* _Instructions to follow_
Give the data below again exactly as written, without its pictures.

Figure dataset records
● ● ● ●

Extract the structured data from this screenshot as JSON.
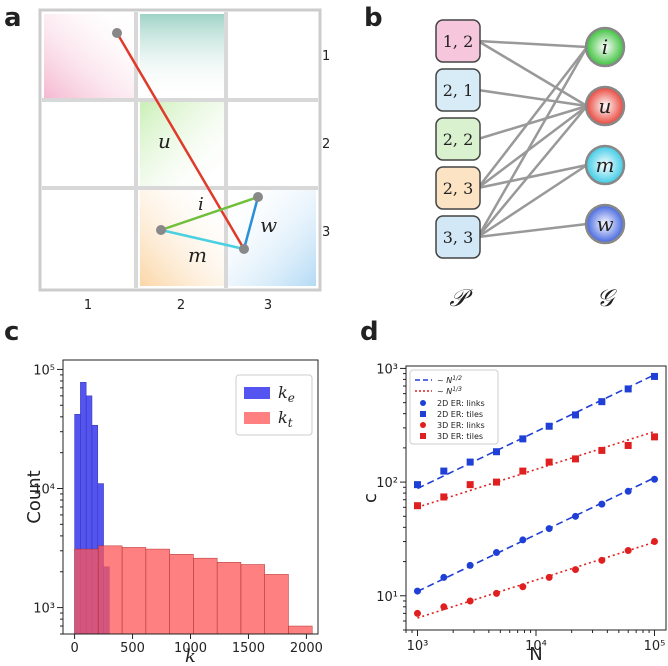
{
  "panels": {
    "a": "a",
    "b": "b",
    "c": "c",
    "d": "d"
  },
  "panel_a": {
    "column_labels": [
      "1",
      "2",
      "3"
    ],
    "row_labels": [
      "1",
      "2",
      "3"
    ],
    "edge_labels": {
      "u": "u",
      "i": "i",
      "m": "m",
      "w": "w"
    },
    "tile_colors": {
      "pink": "#f7c9dc",
      "teal": "#b7ddd3",
      "green": "#d5f2c4",
      "orange": "#fbe0bf",
      "blue": "#c9e4f6"
    },
    "line_colors": {
      "u": "#e03a2a",
      "i": "#6fbf3a",
      "m": "#4ad0e0",
      "w": "#2a8fd6"
    }
  },
  "panel_b": {
    "P_nodes": [
      {
        "label": "1, 2",
        "color": "#f6c6dc"
      },
      {
        "label": "2, 1",
        "color": "#d8ecf7"
      },
      {
        "label": "2, 2",
        "color": "#d9f1cf"
      },
      {
        "label": "2, 3",
        "color": "#fbe3c4"
      },
      {
        "label": "3, 3",
        "color": "#d3e8f7"
      }
    ],
    "G_nodes": [
      {
        "label": "i",
        "color": "#3cc13c"
      },
      {
        "label": "u",
        "color": "#e8453a"
      },
      {
        "label": "m",
        "color": "#3ccbe6"
      },
      {
        "label": "w",
        "color": "#4466e0"
      }
    ],
    "edges": [
      [
        0,
        0
      ],
      [
        0,
        1
      ],
      [
        1,
        1
      ],
      [
        2,
        1
      ],
      [
        3,
        0
      ],
      [
        3,
        1
      ],
      [
        3,
        2
      ],
      [
        4,
        0
      ],
      [
        4,
        1
      ],
      [
        4,
        2
      ],
      [
        4,
        3
      ]
    ],
    "P_caption": "𝒫",
    "G_caption": "𝒢"
  },
  "chart_data": [
    {
      "type": "bar",
      "panel": "c",
      "title": "",
      "xlabel": "k",
      "ylabel": "Count",
      "yscale": "log",
      "xlim": [
        -100,
        2100
      ],
      "ylim": [
        600,
        120000
      ],
      "xticks": [
        0,
        500,
        1000,
        1500,
        2000
      ],
      "xtick_labels": [
        "0",
        "500",
        "1000",
        "1500",
        "2000"
      ],
      "ytick_labels": [
        "10³",
        "10⁴",
        "10⁵"
      ],
      "legend": "top-right",
      "series": [
        {
          "name": "k_e",
          "legend_base": "k",
          "legend_sub": "e",
          "color": "#4b4bf0",
          "bins": [
            [
              0,
              50
            ],
            [
              50,
              100
            ],
            [
              100,
              150
            ],
            [
              150,
              200
            ],
            [
              200,
              250
            ],
            [
              250,
              300
            ]
          ],
          "values": [
            42000,
            78000,
            60000,
            34000,
            11000,
            2200
          ]
        },
        {
          "name": "k_t",
          "legend_base": "k",
          "legend_sub": "t",
          "color": "#ff5555",
          "bins": [
            [
              0,
              205
            ],
            [
              205,
              410
            ],
            [
              410,
              615
            ],
            [
              615,
              820
            ],
            [
              820,
              1025
            ],
            [
              1025,
              1230
            ],
            [
              1230,
              1435
            ],
            [
              1435,
              1640
            ],
            [
              1640,
              1845
            ],
            [
              1845,
              2050
            ]
          ],
          "values": [
            3100,
            3300,
            3200,
            3100,
            2800,
            2600,
            2400,
            2300,
            1900,
            700
          ]
        }
      ]
    },
    {
      "type": "scatter",
      "panel": "d",
      "xlabel": "N",
      "ylabel": "c",
      "xscale": "log",
      "yscale": "log",
      "xlim": [
        800,
        125000
      ],
      "ylim": [
        5,
        1050
      ],
      "xtick_labels": [
        "10³",
        "10⁴",
        "10⁵"
      ],
      "ytick_labels": [
        "10¹",
        "10²",
        "10³"
      ],
      "legend": "top-left",
      "fits": [
        {
          "name": "~ N^{1/2}",
          "label_base": "~ N",
          "label_exp": "1/2",
          "color": "#1f3fd6",
          "style": "dashed"
        },
        {
          "name": "~ N^{1/3}",
          "label_base": "~ N",
          "label_exp": "1/3",
          "color": "#e02020",
          "style": "dotted"
        }
      ],
      "series": [
        {
          "name": "2D ER: links",
          "color": "#1f3fd6",
          "marker": "circle",
          "fit_exp": 0.5,
          "x": [
            1000,
            1668,
            2783,
            4642,
            7743,
            12915,
            21544,
            35938,
            59948,
            100000
          ],
          "y": [
            11,
            14.5,
            18.5,
            24,
            31,
            39,
            50,
            64,
            83,
            106
          ]
        },
        {
          "name": "2D ER: tiles",
          "color": "#1f3fd6",
          "marker": "square",
          "fit_exp": 0.5,
          "x": [
            1000,
            1668,
            2783,
            4642,
            7743,
            12915,
            21544,
            35938,
            59948,
            100000
          ],
          "y": [
            95,
            125,
            150,
            185,
            240,
            310,
            390,
            510,
            660,
            850
          ]
        },
        {
          "name": "3D ER: links",
          "color": "#e02020",
          "marker": "circle",
          "fit_exp": 0.3333,
          "x": [
            1000,
            1668,
            2783,
            4642,
            7743,
            12915,
            21544,
            35938,
            59948,
            100000
          ],
          "y": [
            7,
            8,
            9,
            10.5,
            12,
            14.5,
            17,
            20.5,
            25,
            30
          ]
        },
        {
          "name": "3D ER: tiles",
          "color": "#e02020",
          "marker": "square",
          "fit_exp": 0.3333,
          "x": [
            1000,
            1668,
            2783,
            4642,
            7743,
            12915,
            21544,
            35938,
            59948,
            100000
          ],
          "y": [
            62,
            74,
            95,
            100,
            125,
            150,
            160,
            190,
            210,
            250
          ]
        }
      ]
    }
  ]
}
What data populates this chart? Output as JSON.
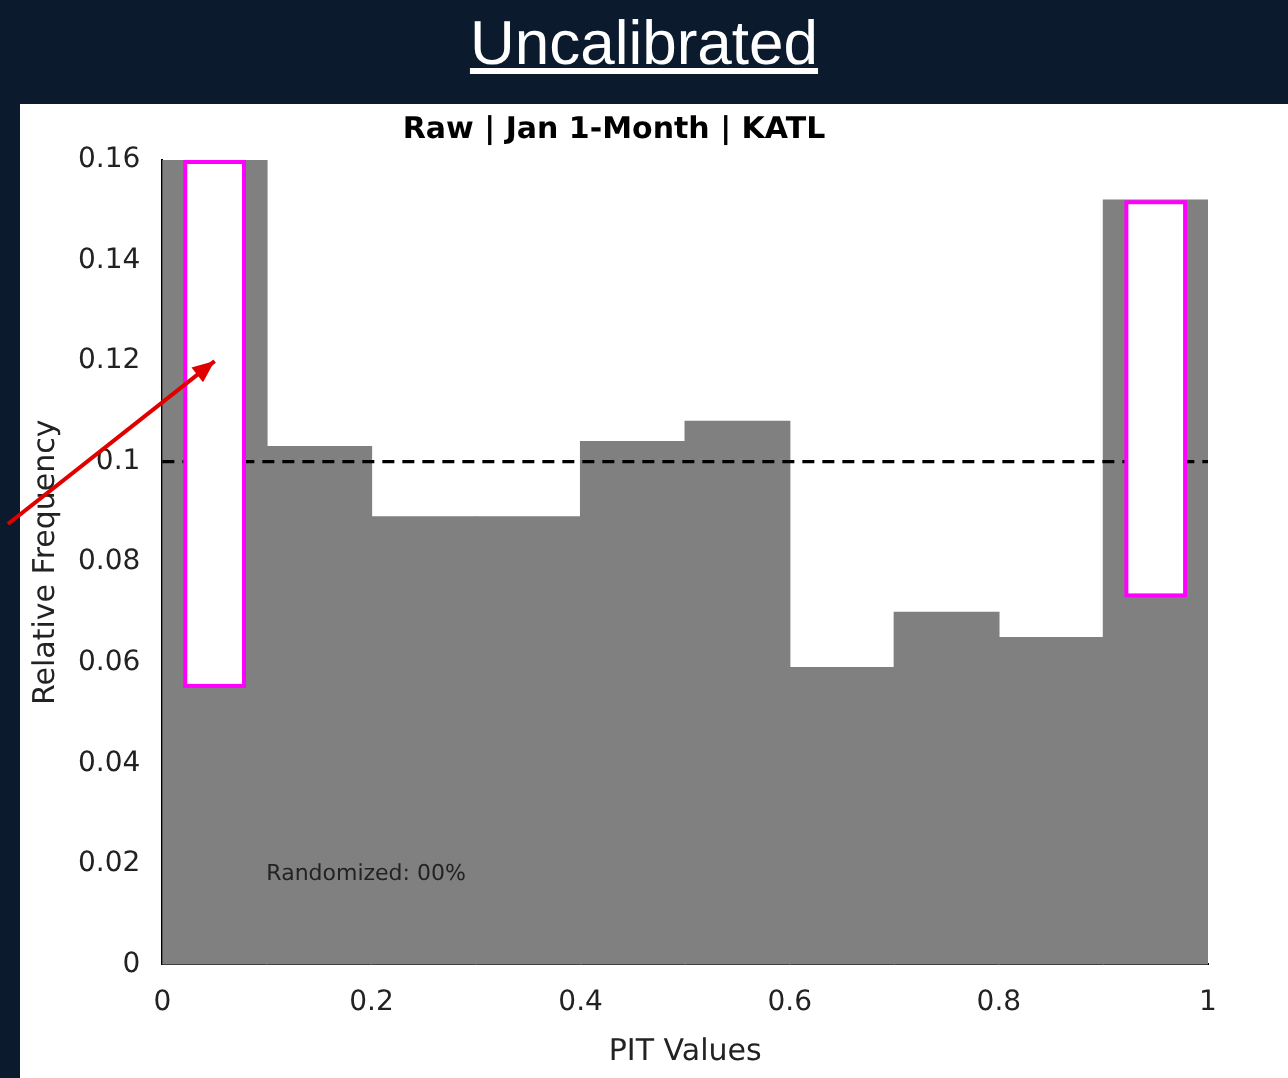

● ● ● ●

* _Solution for this problem_
Extract the structured data from this screenshot as JSON.
{
  "panels": {
    "a": "a",
    "b": "b",
    "c": "c",
    "d": "d"
  },
  "panel_a": {
    "column_labels": [
      "1",
      "2",
      "3"
    ],
    "row_labels": [
      "1",
      "2",
      "3"
    ],
    "edge_labels": {
      "u": "u",
      "i": "i",
      "m": "m",
      "w": "w"
    },
    "tile_colors": {
      "pink": "#f7c9dc",
      "teal": "#b7ddd3",
      "green": "#d5f2c4",
      "orange": "#fbe0bf",
      "blue": "#c9e4f6"
    },
    "line_colors": {
      "u": "#e03a2a",
      "i": "#6fbf3a",
      "m": "#4ad0e0",
      "w": "#2a8fd6"
    }
  },
  "panel_b": {
    "P_nodes": [
      {
        "label": "1, 2",
        "color": "#f6c6dc"
      },
      {
        "label": "2, 1",
        "color": "#d8ecf7"
      },
      {
        "label": "2, 2",
        "color": "#d9f1cf"
      },
      {
        "label": "2, 3",
        "color": "#fbe3c4"
      },
      {
        "label": "3, 3",
        "color": "#d3e8f7"
      }
    ],
    "G_nodes": [
      {
        "label": "i",
        "color": "#3cc13c"
      },
      {
        "label": "u",
        "color": "#e8453a"
      },
      {
        "label": "m",
        "color": "#3ccbe6"
      },
      {
        "label": "w",
        "color": "#4466e0"
      }
    ],
    "edges": [
      [
        0,
        0
      ],
      [
        0,
        1
      ],
      [
        1,
        1
      ],
      [
        2,
        1
      ],
      [
        3,
        0
      ],
      [
        3,
        1
      ],
      [
        3,
        2
      ],
      [
        4,
        0
      ],
      [
        4,
        1
      ],
      [
        4,
        2
      ],
      [
        4,
        3
      ]
    ],
    "P_caption": "𝒫",
    "G_caption": "𝒢"
  },
  "chart_data": [
    {
      "type": "bar",
      "panel": "c",
      "title": "",
      "xlabel": "k",
      "ylabel": "Count",
      "yscale": "log",
      "xlim": [
        -100,
        2100
      ],
      "ylim": [
        600,
        120000
      ],
      "xticks": [
        0,
        500,
        1000,
        1500,
        2000
      ],
      "xtick_labels": [
        "0",
        "500",
        "1000",
        "1500",
        "2000"
      ],
      "ytick_labels": [
        "10³",
        "10⁴",
        "10⁵"
      ],
      "legend": "top-right",
      "series": [
        {
          "name": "k_e",
          "legend_base": "k",
          "legend_sub": "e",
          "color": "#4b4bf0",
          "bins": [
            [
              0,
              50
            ],
            [
              50,
              100
            ],
            [
              100,
              150
            ],
            [
              150,
              200
            ],
            [
              200,
              250
            ],
            [
              250,
              300
            ]
          ],
          "values": [
            42000,
            78000,
            60000,
            34000,
            11000,
            2200
          ]
        },
        {
          "name": "k_t",
          "legend_base": "k",
          "legend_sub": "t",
          "color": "#ff5555",
          "bins": [
            [
              0,
              205
            ],
            [
              205,
              410
            ],
            [
              410,
              615
            ],
            [
              615,
              820
            ],
            [
              820,
              1025
            ],
            [
              1025,
              1230
            ],
            [
              1230,
              1435
            ],
            [
              1435,
              1640
            ],
            [
              1640,
              1845
            ],
            [
              1845,
              2050
            ]
          ],
          "values": [
            3100,
            3300,
            3200,
            3100,
            2800,
            2600,
            2400,
            2300,
            1900,
            700
          ]
        }
      ]
    },
    {
      "type": "scatter",
      "panel": "d",
      "xlabel": "N",
      "ylabel": "c",
      "xscale": "log",
      "yscale": "log",
      "xlim": [
        800,
        125000
      ],
      "ylim": [
        5,
        1050
      ],
      "xtick_labels": [
        "10³",
        "10⁴",
        "10⁵"
      ],
      "ytick_labels": [
        "10¹",
        "10²",
        "10³"
      ],
      "legend": "top-left",
      "fits": [
        {
          "name": "~ N^{1/2}",
          "label_base": "~ N",
          "label_exp": "1/2",
          "color": "#1f3fd6",
          "style": "dashed"
        },
        {
          "name": "~ N^{1/3}",
          "label_base": "~ N",
          "label_exp": "1/3",
          "color": "#e02020",
          "style": "dotted"
        }
      ],
      "series": [
        {
          "name": "2D ER: links",
          "color": "#1f3fd6",
          "marker": "circle",
          "fit_exp": 0.5,
          "x": [
            1000,
            1668,
            2783,
            4642,
            7743,
            12915,
            21544,
            35938,
            59948,
            100000
          ],
          "y": [
            11,
            14.5,
            18.5,
            24,
            31,
            39,
            50,
            64,
            83,
            106
          ]
        },
        {
          "name": "2D ER: tiles",
          "color": "#1f3fd6",
          "marker": "square",
          "fit_exp": 0.5,
          "x": [
            1000,
            1668,
            2783,
            4642,
            7743,
            12915,
            21544,
            35938,
            59948,
            100000
          ],
          "y": [
            95,
            125,
            150,
            185,
            240,
            310,
            390,
            510,
            660,
            850
          ]
        },
        {
          "name": "3D ER: links",
          "color": "#e02020",
          "marker": "circle",
          "fit_exp": 0.3333,
          "x": [
            1000,
            1668,
            2783,
            4642,
            7743,
            12915,
            21544,
            35938,
            59948,
            100000
          ],
          "y": [
            7,
            8,
            9,
            10.5,
            12,
            14.5,
            17,
            20.5,
            25,
            30
          ]
        },
        {
          "name": "3D ER: tiles",
          "color": "#e02020",
          "marker": "square",
          "fit_exp": 0.3333,
          "x": [
            1000,
            1668,
            2783,
            4642,
            7743,
            12915,
            21544,
            35938,
            59948,
            100000
          ],
          "y": [
            62,
            74,
            95,
            100,
            125,
            150,
            160,
            190,
            210,
            250
          ]
        }
      ]
    }
  ]
}
What data populates this chart? Output as JSON.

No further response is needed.